Exercise brief :: Could you write out every record below exactly, leaving out any pictures?

--- Start Provided data ---

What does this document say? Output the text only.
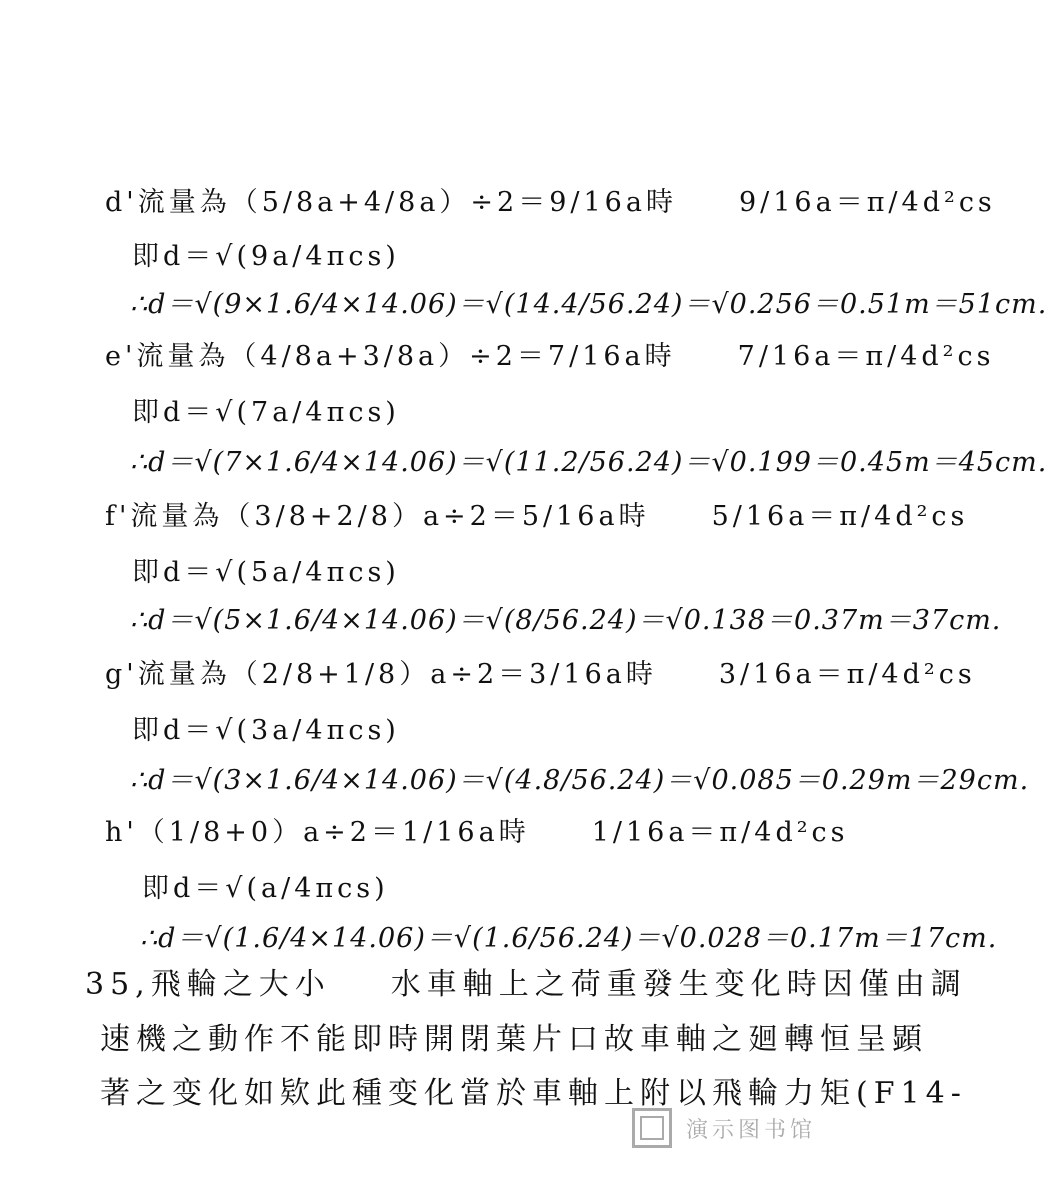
d'流量為（5/8a+4/8a）÷2＝9/16a時　　9/16a＝π/4d²cs
即d＝√(9a/4πcs)
∴d＝√(9×1.6/4×14.06)＝√(14.4/56.24)＝√0.256＝0.51m＝51cm.
e'流量為（4/8a+3/8a）÷2＝7/16a時　　7/16a＝π/4d²cs
即d＝√(7a/4πcs)
∴d＝√(7×1.6/4×14.06)＝√(11.2/56.24)＝√0.199＝0.45m＝45cm.
f'流量為（3/8+2/8）a÷2＝5/16a時　　5/16a＝π/4d²cs
即d＝√(5a/4πcs)
∴d＝√(5×1.6/4×14.06)＝√(8/56.24)＝√0.138＝0.37m＝37cm.
g'流量為（2/8+1/8）a÷2＝3/16a時　　3/16a＝π/4d²cs
即d＝√(3a/4πcs)
∴d＝√(3×1.6/4×14.06)＝√(4.8/56.24)＝√0.085＝0.29m＝29cm.
h'（1/8+0）a÷2＝1/16a時　　1/16a＝π/4d²cs
即d＝√(a/4πcs)
∴d＝√(1.6/4×14.06)＝√(1.6/56.24)＝√0.028＝0.17m＝17cm.
35,飛輪之大小 水車軸上之荷重發生变化時因僅由調
速機之動作不能即時開閉葉片口故車軸之廻轉恒呈顕
著之变化如欵此種变化當於車軸上附以飛輪力矩(F14-
演示图书馆
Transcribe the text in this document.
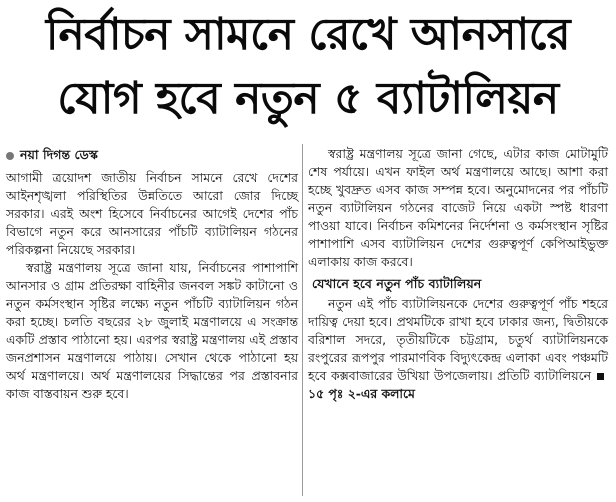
নির্বাচন সামনে রেখে আনসারে
যোগ হবে নতুন ৫ ব্যাটালিয়ন
নয়া দিগন্ত ডেস্ক

আগামী ত্রয়োদশ জাতীয় নির্বাচন সামনে রেখে দেশের আইনশৃঙ্খলা পরিস্থিতির উন্নতিতে আরো জোর দিচ্ছে সরকার। এরই অংশ হিসেবে নির্বাচনের আগেই দেশের পাঁচ বিভাগে নতুন করে আনসারের পাঁচটি ব্যাটালিয়ন গঠনের পরিকল্পনা নিয়েছে সরকার।

স্বরাষ্ট্র মন্ত্রণালয় সূত্রে জানা যায়, নির্বাচনের পাশাপাশি আনসার ও গ্রাম প্রতিরক্ষা বাহিনীর জনবল সঙ্কট কাটানো ও নতুন কর্মসংস্থান সৃষ্টির লক্ষ্যে নতুন পাঁচটি ব্যাটালিয়ন গঠন করা হচ্ছে। চলতি বছরের ২৮ জুলাই মন্ত্রণালয়ে এ সংক্রান্ত একটি প্রস্তাব পাঠানো হয়। এরপর স্বরাষ্ট্র মন্ত্রণালয় এই প্রস্তাব জনপ্রশাসন মন্ত্রণালয়ে পাঠায়। সেখান থেকে পাঠানো হয় অর্থ মন্ত্রণালয়ে। অর্থ মন্ত্রণালয়ের সিদ্ধান্তের পর প্রস্তাবনার কাজ বাস্তবায়ন শুরু হবে।

স্বরাষ্ট্র মন্ত্রণালয় সূত্রে জানা গেছে, এটার কাজ মোটামুটি শেষ পর্যায়ে। এখন ফাইল অর্থ মন্ত্রণালয়ে আছে। আশা করা হচ্ছে খুবদ্রুত এসব কাজ সম্পন্ন হবে। অনুমোদনের পর পাঁচটি নতুন ব্যাটালিয়ন গঠনের বাজেট নিয়ে একটা স্পষ্ট ধারণা পাওয়া যাবে। নির্বাচন কমিশনের নির্দেশনা ও কর্মসংস্থান সৃষ্টির পাশাপাশি এসব ব্যাটালিয়ন দেশের গুরুত্বপূর্ণ কেপিআইভুক্ত এলাকায় কাজ করবে।

যেখানে হবে নতুন পাঁচ ব্যাটালিয়ন

নতুন এই পাঁচ ব্যাটালিয়নকে দেশের গুরুত্বপূর্ণ পাঁচ শহরে দায়িত্ব দেয়া হবে। প্রথমটিকে রাখা হবে ঢাকার জন্য, দ্বিতীয়কে বরিশাল সদরে, তৃতীয়টিকে চট্টগ্রাম, চতুর্থ ব্যাটালিয়নকে রংপুরের রূপপুর পারমাণবিক বিদ্যুৎকেন্দ্র এলাকা এবং পঞ্চমটি হবে কক্সবাজারের উখিয়া উপজেলায়। প্রতিটি ব্যাটালিয়নে১৫ পৃঃ ২-এর কলামে
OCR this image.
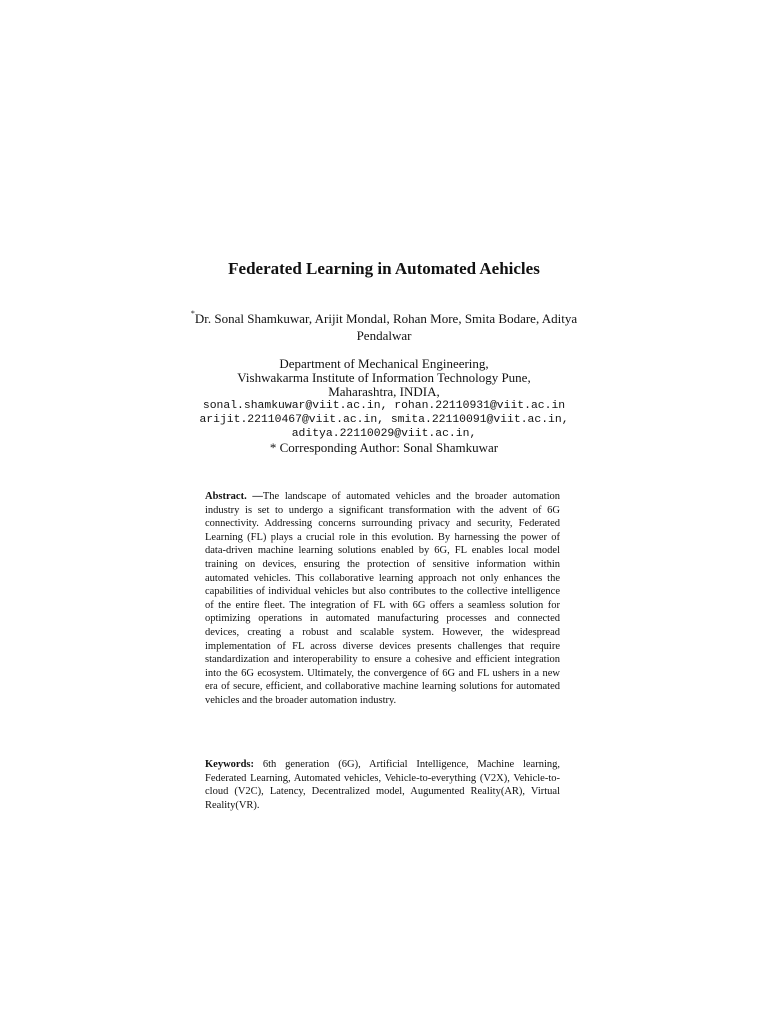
Federated Learning in Automated Aehicles

*Dr. Sonal Shamkuwar, Arijit Mondal, Rohan More, Smita Bodare, Aditya Pendalwar

Department of Mechanical Engineering,
Vishwakarma Institute of Information Technology Pune,
Maharashtra, INDIA,
sonal.shamkuwar@viit.ac.in, rohan.22110931@viit.ac.in
arijit.22110467@viit.ac.in, smita.22110091@viit.ac.in,
aditya.22110029@viit.ac.in,
* Corresponding Author: Sonal Shamkuwar

Abstract. ―The landscape of automated vehicles and the broader automation industry is set to undergo a significant transformation with the advent of 6G connectivity. Addressing concerns surrounding privacy and security, Federated Learning (FL) plays a crucial role in this evolution. By harnessing the power of data-driven machine learning solutions enabled by 6G, FL enables local model training on devices, ensuring the protection of sensitive information within automated vehicles. This collaborative learning approach not only enhances the capabilities of individual vehicles but also contributes to the collective intelligence of the entire fleet. The integration of FL with 6G offers a seamless solution for optimizing operations in automated manufacturing processes and connected devices, creating a robust and scalable system. However, the widespread implementation of FL across diverse devices presents challenges that require standardization and interoperability to ensure a cohesive and efficient integration into the 6G ecosystem. Ultimately, the convergence of 6G and FL ushers in a new era of secure, efficient, and collaborative machine learning solutions for automated vehicles and the broader automation industry.

Keywords: 6th generation (6G), Artificial Intelligence, Machine learning, Federated Learning, Automated vehicles, Vehicle-to-everything (V2X), Vehicle-to-cloud (V2C), Latency, Decentralized model, Augumented Reality(AR), Virtual Reality(VR).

--- End Provided data ---

Correct output ::
What does this document say? Output the text only.
d'流量為（5/8a+4/8a）÷2＝9/16a時　　9/16a＝π/4d²cs
即d＝√(9a/4πcs)
∴d＝√(9×1.6/4×14.06)＝√(14.4/56.24)＝√0.256＝0.51m＝51cm.
e'流量為（4/8a+3/8a）÷2＝7/16a時　　7/16a＝π/4d²cs
即d＝√(7a/4πcs)
∴d＝√(7×1.6/4×14.06)＝√(11.2/56.24)＝√0.199＝0.45m＝45cm.
f'流量為（3/8+2/8）a÷2＝5/16a時　　5/16a＝π/4d²cs
即d＝√(5a/4πcs)
∴d＝√(5×1.6/4×14.06)＝√(8/56.24)＝√0.138＝0.37m＝37cm.
g'流量為（2/8+1/8）a÷2＝3/16a時　　3/16a＝π/4d²cs
即d＝√(3a/4πcs)
∴d＝√(3×1.6/4×14.06)＝√(4.8/56.24)＝√0.085＝0.29m＝29cm.
h'（1/8+0）a÷2＝1/16a時　　1/16a＝π/4d²cs
即d＝√(a/4πcs)
∴d＝√(1.6/4×14.06)＝√(1.6/56.24)＝√0.028＝0.17m＝17cm.
35,飛輪之大小 水車軸上之荷重發生变化時因僅由調
速機之動作不能即時開閉葉片口故車軸之廻轉恒呈顕
著之变化如欵此種变化當於車軸上附以飛輪力矩(F14-
演示图书馆
Transcribe the text in this document.
নির্বাচন সামনে রেখে আনসারে
যোগ হবে নতুন ৫ ব্যাটালিয়ন
নয়া দিগন্ত ডেস্ক

আগামী ত্রয়োদশ জাতীয় নির্বাচন সামনে রেখে দেশের আইনশৃঙ্খলা পরিস্থিতির উন্নতিতে আরো জোর দিচ্ছে সরকার। এরই অংশ হিসেবে নির্বাচনের আগেই দেশের পাঁচ বিভাগে নতুন করে আনসারের পাঁচটি ব্যাটালিয়ন গঠনের পরিকল্পনা নিয়েছে সরকার।

স্বরাষ্ট্র মন্ত্রণালয় সূত্রে জানা যায়, নির্বাচনের পাশাপাশি আনসার ও গ্রাম প্রতিরক্ষা বাহিনীর জনবল সঙ্কট কাটানো ও নতুন কর্মসংস্থান সৃষ্টির লক্ষ্যে নতুন পাঁচটি ব্যাটালিয়ন গঠন করা হচ্ছে। চলতি বছরের ২৮ জুলাই মন্ত্রণালয়ে এ সংক্রান্ত একটি প্রস্তাব পাঠানো হয়। এরপর স্বরাষ্ট্র মন্ত্রণালয় এই প্রস্তাব জনপ্রশাসন মন্ত্রণালয়ে পাঠায়। সেখান থেকে পাঠানো হয় অর্থ মন্ত্রণালয়ে। অর্থ মন্ত্রণালয়ের সিদ্ধান্তের পর প্রস্তাবনার কাজ বাস্তবায়ন শুরু হবে।

স্বরাষ্ট্র মন্ত্রণালয় সূত্রে জানা গেছে, এটার কাজ মোটামুটি শেষ পর্যায়ে। এখন ফাইল অর্থ মন্ত্রণালয়ে আছে। আশা করা হচ্ছে খুবদ্রুত এসব কাজ সম্পন্ন হবে। অনুমোদনের পর পাঁচটি নতুন ব্যাটালিয়ন গঠনের বাজেট নিয়ে একটা স্পষ্ট ধারণা পাওয়া যাবে। নির্বাচন কমিশনের নির্দেশনা ও কর্মসংস্থান সৃষ্টির পাশাপাশি এসব ব্যাটালিয়ন দেশের গুরুত্বপূর্ণ কেপিআইভুক্ত এলাকায় কাজ করবে।

যেখানে হবে নতুন পাঁচ ব্যাটালিয়ন

নতুন এই পাঁচ ব্যাটালিয়নকে দেশের গুরুত্বপূর্ণ পাঁচ শহরে দায়িত্ব দেয়া হবে। প্রথমটিকে রাখা হবে ঢাকার জন্য, দ্বিতীয়কে বরিশাল সদরে, তৃতীয়টিকে চট্টগ্রাম, চতুর্থ ব্যাটালিয়নকে রংপুরের রূপপুর পারমাণবিক বিদ্যুৎকেন্দ্র এলাকা এবং পঞ্চমটি হবে কক্সবাজারের উখিয়া উপজেলায়। প্রতিটি ব্যাটালিয়নে১৫ পৃঃ ২-এর কলামে
OCR this image.
Federated Learning in Automated Aehicles

*Dr. Sonal Shamkuwar, Arijit Mondal, Rohan More, Smita Bodare, Aditya Pendalwar

Department of Mechanical Engineering,
Vishwakarma Institute of Information Technology Pune,
Maharashtra, INDIA,
sonal.shamkuwar@viit.ac.in, rohan.22110931@viit.ac.in
arijit.22110467@viit.ac.in, smita.22110091@viit.ac.in,
aditya.22110029@viit.ac.in,
* Corresponding Author: Sonal Shamkuwar

Abstract. ―The landscape of automated vehicles and the broader automation industry is set to undergo a significant transformation with the advent of 6G connectivity. Addressing concerns surrounding privacy and security, Federated Learning (FL) plays a crucial role in this evolution. By harnessing the power of data-driven machine learning solutions enabled by 6G, FL enables local model training on devices, ensuring the protection of sensitive information within automated vehicles. This collaborative learning approach not only enhances the capabilities of individual vehicles but also contributes to the collective intelligence of the entire fleet. The integration of FL with 6G offers a seamless solution for optimizing operations in automated manufacturing processes and connected devices, creating a robust and scalable system. However, the widespread implementation of FL across diverse devices presents challenges that require standardization and interoperability to ensure a cohesive and efficient integration into the 6G ecosystem. Ultimately, the convergence of 6G and FL ushers in a new era of secure, efficient, and collaborative machine learning solutions for automated vehicles and the broader automation industry.

Keywords: 6th generation (6G), Artificial Intelligence, Machine learning, Federated Learning, Automated vehicles, Vehicle-to-everything (V2X), Vehicle-to-cloud (V2C), Latency, Decentralized model, Augumented Reality(AR), Virtual Reality(VR).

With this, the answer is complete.